- RECORDS SHOWN -

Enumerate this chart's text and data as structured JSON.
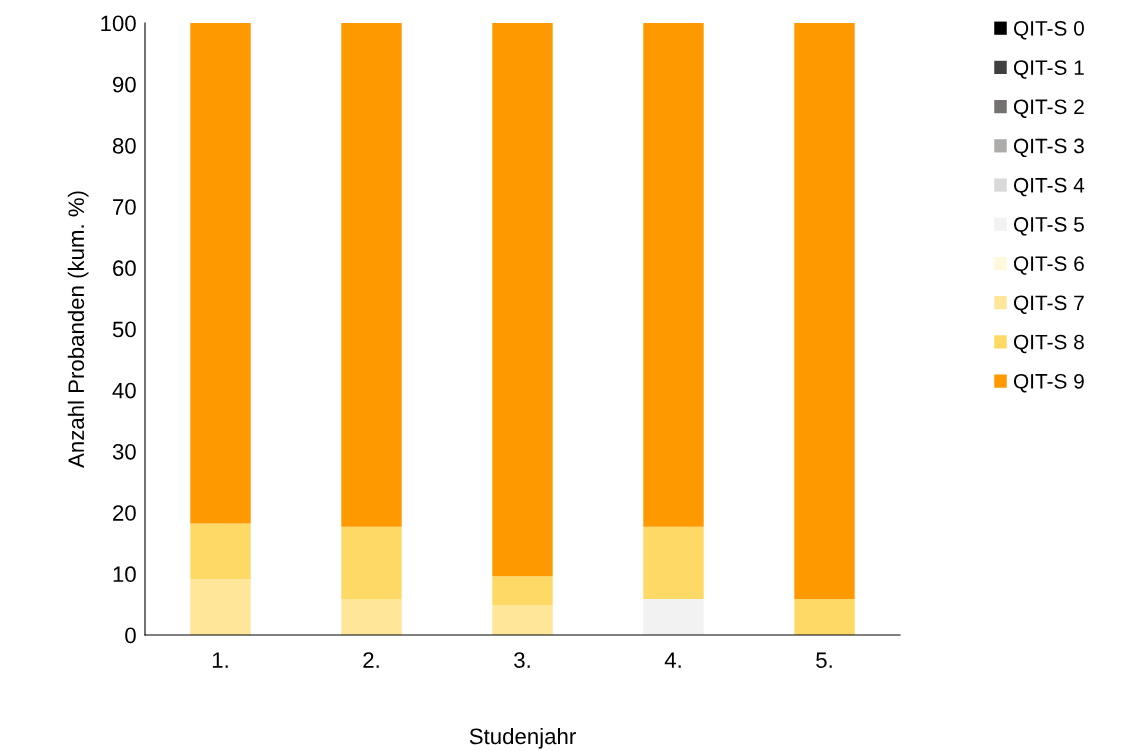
{
  "chart_data": {
    "type": "bar",
    "stacked": true,
    "xlabel": "Studenjahr",
    "ylabel": "Anzahl Probanden (kum. %)",
    "categories": [
      "1.",
      "2.",
      "3.",
      "4.",
      "5."
    ],
    "ylim": [
      0,
      100
    ],
    "yticks": [
      0,
      10,
      20,
      30,
      40,
      50,
      60,
      70,
      80,
      90,
      100
    ],
    "grid": false,
    "legend": "right",
    "series": [
      {
        "name": "QIT-S 0",
        "color": "#000000",
        "values": [
          0,
          0,
          0,
          0,
          0
        ]
      },
      {
        "name": "QIT-S 1",
        "color": "#404040",
        "values": [
          0,
          0,
          0,
          0,
          0
        ]
      },
      {
        "name": "QIT-S 2",
        "color": "#767171",
        "values": [
          0,
          0,
          0,
          0,
          0
        ]
      },
      {
        "name": "QIT-S 3",
        "color": "#aeabab",
        "values": [
          0,
          0,
          0,
          0,
          0
        ]
      },
      {
        "name": "QIT-S 4",
        "color": "#d9d9d9",
        "values": [
          0,
          0,
          0,
          0,
          0
        ]
      },
      {
        "name": "QIT-S 5",
        "color": "#f2f2f2",
        "values": [
          0,
          0,
          0,
          5.9,
          0
        ]
      },
      {
        "name": "QIT-S 6",
        "color": "#fff8dc",
        "values": [
          0,
          0,
          0,
          0,
          0
        ]
      },
      {
        "name": "QIT-S 7",
        "color": "#ffe699",
        "values": [
          9.1,
          5.9,
          4.8,
          0,
          0
        ]
      },
      {
        "name": "QIT-S 8",
        "color": "#ffd966",
        "values": [
          9.1,
          11.8,
          4.8,
          11.8,
          5.9
        ]
      },
      {
        "name": "QIT-S 9",
        "color": "#ff9900",
        "values": [
          81.8,
          82.3,
          90.4,
          82.3,
          94.1
        ]
      }
    ]
  }
}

- TASK DESCRIPTION -
What is the number of lines in the data that hold the string "name"? Answer with the number only.

- EXPECTED ANSWER -
10